→ **Your task**
Find the lines with "Prices" in them and copy them out.

•••

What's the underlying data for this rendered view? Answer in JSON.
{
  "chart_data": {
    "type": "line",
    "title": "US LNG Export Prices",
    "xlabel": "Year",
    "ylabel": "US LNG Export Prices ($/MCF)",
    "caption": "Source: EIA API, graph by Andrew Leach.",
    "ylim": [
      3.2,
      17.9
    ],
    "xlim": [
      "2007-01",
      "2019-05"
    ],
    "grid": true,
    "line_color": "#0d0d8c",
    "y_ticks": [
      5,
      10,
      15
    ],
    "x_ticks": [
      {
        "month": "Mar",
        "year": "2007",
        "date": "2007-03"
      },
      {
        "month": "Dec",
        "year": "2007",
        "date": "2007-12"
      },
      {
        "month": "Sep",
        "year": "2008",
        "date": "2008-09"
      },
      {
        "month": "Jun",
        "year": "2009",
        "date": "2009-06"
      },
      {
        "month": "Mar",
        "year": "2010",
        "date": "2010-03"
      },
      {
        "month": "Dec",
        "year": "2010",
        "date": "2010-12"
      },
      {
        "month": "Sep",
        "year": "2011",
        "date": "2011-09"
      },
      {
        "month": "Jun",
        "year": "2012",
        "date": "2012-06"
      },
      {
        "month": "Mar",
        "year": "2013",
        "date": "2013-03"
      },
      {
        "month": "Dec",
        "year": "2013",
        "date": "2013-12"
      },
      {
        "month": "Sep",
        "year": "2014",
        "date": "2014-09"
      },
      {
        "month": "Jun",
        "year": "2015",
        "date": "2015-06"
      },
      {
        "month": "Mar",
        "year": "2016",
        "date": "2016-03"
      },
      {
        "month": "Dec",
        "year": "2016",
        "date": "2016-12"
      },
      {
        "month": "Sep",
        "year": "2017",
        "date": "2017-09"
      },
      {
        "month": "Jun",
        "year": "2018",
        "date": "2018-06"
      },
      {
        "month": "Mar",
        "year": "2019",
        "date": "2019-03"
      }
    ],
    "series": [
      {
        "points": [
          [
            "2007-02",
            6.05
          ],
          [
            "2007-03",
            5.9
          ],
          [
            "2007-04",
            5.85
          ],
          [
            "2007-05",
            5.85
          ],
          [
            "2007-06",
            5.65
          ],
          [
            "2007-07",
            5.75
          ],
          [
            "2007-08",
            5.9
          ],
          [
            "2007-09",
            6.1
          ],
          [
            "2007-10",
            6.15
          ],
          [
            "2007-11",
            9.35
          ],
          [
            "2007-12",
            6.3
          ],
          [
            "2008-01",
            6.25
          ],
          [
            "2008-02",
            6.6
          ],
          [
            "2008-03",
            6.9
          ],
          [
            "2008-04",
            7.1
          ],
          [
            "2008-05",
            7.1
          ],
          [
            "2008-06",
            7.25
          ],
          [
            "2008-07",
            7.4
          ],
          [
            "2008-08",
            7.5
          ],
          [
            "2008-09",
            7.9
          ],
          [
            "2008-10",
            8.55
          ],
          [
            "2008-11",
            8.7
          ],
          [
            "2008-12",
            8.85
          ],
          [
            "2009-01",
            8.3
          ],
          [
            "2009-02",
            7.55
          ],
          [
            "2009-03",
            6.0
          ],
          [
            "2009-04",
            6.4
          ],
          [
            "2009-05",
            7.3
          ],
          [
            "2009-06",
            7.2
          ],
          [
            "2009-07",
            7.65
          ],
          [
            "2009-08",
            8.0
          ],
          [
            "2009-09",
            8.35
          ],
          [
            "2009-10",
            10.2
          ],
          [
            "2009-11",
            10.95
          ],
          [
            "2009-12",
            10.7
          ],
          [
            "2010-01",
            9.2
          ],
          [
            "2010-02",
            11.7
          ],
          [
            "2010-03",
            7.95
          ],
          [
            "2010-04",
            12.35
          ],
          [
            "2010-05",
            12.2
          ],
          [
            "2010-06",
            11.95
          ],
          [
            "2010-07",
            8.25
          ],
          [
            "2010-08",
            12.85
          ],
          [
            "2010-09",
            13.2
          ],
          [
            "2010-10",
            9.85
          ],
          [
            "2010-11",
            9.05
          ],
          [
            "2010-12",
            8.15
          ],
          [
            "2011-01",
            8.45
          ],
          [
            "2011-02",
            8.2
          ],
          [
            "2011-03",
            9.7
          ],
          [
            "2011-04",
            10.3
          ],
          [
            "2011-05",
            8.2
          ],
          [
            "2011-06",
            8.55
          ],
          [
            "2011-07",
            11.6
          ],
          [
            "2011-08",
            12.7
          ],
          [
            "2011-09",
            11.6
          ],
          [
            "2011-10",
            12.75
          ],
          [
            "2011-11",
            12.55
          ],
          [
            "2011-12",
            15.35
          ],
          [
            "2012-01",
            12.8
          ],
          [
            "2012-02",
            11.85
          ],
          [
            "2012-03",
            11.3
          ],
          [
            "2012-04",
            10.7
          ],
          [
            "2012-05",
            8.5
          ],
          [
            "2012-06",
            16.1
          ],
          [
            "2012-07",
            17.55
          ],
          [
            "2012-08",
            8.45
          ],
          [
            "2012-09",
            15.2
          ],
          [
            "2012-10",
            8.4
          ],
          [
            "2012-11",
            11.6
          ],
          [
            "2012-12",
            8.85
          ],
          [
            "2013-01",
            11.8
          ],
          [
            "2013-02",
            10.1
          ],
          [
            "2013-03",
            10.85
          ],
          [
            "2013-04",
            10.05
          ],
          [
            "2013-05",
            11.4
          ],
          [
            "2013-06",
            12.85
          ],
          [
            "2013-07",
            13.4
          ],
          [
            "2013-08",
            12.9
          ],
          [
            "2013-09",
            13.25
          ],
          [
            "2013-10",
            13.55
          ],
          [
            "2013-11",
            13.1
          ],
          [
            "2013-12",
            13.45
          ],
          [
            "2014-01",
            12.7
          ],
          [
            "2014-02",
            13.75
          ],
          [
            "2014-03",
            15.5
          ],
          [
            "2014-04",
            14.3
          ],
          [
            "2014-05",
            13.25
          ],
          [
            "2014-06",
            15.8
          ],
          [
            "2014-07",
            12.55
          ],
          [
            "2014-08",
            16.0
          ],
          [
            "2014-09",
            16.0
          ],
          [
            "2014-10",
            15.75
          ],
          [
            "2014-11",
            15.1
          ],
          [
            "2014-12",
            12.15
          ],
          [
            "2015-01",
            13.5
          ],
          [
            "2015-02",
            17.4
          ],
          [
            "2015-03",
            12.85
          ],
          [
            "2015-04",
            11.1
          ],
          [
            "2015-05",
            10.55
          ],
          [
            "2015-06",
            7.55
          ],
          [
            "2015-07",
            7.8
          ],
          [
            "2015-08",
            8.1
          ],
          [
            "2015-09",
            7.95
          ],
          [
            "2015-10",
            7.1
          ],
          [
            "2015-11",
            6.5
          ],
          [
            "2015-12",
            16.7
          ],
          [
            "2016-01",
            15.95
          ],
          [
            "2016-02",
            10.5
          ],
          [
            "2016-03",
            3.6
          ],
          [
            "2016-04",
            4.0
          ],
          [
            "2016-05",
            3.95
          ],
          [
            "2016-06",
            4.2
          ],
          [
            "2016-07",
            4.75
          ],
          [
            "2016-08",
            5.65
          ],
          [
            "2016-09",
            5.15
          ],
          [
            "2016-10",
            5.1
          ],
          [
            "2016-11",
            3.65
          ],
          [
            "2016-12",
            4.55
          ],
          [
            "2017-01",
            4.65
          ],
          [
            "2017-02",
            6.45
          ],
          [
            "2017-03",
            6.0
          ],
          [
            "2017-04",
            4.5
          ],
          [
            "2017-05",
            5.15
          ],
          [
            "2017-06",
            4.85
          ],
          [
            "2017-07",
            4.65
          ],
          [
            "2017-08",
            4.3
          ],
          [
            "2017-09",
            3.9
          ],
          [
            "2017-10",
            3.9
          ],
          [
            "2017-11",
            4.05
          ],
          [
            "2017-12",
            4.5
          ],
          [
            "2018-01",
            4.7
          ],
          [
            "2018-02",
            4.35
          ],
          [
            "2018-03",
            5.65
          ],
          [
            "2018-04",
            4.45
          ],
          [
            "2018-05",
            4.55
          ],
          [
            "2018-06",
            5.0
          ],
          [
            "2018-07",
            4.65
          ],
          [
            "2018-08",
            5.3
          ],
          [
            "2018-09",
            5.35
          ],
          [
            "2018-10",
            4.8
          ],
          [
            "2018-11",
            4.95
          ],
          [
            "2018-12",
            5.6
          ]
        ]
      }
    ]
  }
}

•••

→ **Response to the exercise**
    "title": "US LNG Export Prices",
    "ylabel": "US LNG Export Prices ($/MCF)",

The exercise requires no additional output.